> [SET PROBLEM]
Edit the stretch from the start of the lines through the line containing "page-title: Bienvenidos a" by swapping "interactable" for "clickable", and leave everything else unchanged.

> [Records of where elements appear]
----

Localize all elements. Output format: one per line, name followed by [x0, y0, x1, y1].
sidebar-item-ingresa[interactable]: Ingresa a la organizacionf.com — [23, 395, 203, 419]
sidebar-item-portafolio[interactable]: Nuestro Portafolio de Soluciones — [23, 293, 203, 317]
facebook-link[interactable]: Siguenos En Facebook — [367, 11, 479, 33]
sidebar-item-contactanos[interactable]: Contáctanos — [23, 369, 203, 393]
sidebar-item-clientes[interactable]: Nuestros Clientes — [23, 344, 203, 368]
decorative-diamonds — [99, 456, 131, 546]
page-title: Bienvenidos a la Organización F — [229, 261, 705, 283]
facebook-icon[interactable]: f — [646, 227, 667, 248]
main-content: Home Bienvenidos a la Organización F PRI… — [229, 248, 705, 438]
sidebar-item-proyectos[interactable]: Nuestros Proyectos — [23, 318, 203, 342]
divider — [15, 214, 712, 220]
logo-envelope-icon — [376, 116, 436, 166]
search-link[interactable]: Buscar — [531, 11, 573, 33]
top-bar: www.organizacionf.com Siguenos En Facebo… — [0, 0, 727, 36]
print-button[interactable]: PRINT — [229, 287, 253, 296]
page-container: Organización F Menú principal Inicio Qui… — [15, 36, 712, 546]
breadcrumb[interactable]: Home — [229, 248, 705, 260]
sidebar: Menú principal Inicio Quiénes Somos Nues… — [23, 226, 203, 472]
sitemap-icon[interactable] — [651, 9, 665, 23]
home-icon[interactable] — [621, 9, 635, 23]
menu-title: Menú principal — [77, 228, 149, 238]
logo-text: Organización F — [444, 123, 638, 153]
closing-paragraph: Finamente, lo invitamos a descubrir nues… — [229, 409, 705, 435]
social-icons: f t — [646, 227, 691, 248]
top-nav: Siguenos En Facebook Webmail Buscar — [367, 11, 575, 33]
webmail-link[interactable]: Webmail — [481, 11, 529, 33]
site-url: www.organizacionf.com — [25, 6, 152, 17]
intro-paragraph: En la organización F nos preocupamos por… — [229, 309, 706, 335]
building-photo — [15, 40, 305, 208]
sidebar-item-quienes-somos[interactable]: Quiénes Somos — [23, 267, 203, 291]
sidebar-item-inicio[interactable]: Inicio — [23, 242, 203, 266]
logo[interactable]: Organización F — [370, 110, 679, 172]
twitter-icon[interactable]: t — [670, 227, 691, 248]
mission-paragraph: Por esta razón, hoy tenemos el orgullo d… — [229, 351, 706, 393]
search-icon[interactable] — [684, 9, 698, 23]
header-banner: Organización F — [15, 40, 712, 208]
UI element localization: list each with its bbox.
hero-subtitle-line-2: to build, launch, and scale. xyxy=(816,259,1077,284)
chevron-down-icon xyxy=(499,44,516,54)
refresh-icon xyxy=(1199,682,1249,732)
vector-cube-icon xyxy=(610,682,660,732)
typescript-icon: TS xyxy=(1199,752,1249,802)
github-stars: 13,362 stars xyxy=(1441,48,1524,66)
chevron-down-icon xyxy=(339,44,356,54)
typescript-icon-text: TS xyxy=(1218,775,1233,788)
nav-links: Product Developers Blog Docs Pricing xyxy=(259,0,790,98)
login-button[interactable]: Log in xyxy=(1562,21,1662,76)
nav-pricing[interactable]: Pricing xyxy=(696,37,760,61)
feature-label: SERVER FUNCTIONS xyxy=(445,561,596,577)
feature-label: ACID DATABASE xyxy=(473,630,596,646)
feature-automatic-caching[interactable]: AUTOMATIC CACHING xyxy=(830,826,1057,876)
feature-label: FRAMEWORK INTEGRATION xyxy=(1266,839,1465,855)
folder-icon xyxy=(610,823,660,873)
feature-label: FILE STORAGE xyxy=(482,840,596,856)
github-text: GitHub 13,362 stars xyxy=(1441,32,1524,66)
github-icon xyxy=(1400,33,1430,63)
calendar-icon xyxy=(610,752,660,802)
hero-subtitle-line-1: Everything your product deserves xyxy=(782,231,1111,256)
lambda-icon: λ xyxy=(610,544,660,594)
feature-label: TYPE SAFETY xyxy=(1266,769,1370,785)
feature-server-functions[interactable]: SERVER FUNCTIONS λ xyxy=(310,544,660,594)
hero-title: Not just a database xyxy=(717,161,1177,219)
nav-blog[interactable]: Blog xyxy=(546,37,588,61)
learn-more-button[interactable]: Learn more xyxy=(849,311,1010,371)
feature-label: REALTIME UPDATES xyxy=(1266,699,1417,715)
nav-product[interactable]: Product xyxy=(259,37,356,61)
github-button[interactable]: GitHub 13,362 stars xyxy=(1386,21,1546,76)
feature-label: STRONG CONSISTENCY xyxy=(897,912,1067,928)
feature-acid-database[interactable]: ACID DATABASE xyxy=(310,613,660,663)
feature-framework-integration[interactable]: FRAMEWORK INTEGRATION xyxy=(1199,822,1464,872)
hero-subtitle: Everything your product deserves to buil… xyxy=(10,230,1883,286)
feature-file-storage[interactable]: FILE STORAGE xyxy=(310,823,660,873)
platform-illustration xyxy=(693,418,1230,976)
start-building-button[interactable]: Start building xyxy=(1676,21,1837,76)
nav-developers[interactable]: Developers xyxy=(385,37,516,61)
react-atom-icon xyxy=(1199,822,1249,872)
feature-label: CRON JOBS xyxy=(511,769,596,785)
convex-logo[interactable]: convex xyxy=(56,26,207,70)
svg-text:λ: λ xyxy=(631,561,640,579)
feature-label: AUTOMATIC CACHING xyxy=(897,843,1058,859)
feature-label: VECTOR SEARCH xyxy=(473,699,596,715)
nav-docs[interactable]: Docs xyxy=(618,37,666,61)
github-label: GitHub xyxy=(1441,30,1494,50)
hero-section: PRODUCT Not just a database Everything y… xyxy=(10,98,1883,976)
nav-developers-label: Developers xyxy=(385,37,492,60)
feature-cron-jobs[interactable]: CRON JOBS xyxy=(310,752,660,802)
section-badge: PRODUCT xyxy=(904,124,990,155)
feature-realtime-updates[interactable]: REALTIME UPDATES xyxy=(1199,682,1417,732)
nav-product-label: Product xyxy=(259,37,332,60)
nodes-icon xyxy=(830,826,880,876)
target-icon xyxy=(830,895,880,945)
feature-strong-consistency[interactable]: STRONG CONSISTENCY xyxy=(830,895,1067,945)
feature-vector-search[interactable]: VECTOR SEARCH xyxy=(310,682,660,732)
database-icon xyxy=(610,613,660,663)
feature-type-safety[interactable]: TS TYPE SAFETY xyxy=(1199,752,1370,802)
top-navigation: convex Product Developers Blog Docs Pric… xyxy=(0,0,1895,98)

----

> [RESPONSE]
Localize all elements. Output format: one per line, name followed by [x0, y0, x1, y1].
sidebar-item-ingresa[clickable]: Ingresa a la organizacionf.com — [23, 395, 203, 419]
sidebar-item-portafolio[clickable]: Nuestro Portafolio de Soluciones — [23, 293, 203, 317]
facebook-link[clickable]: Siguenos En Facebook — [367, 11, 479, 33]
sidebar-item-contactanos[clickable]: Contáctanos — [23, 369, 203, 393]
sidebar-item-clientes[clickable]: Nuestros Clientes — [23, 344, 203, 368]
decorative-diamonds — [99, 456, 131, 546]
page-title: Bienvenidos a la Organización F — [229, 261, 705, 283]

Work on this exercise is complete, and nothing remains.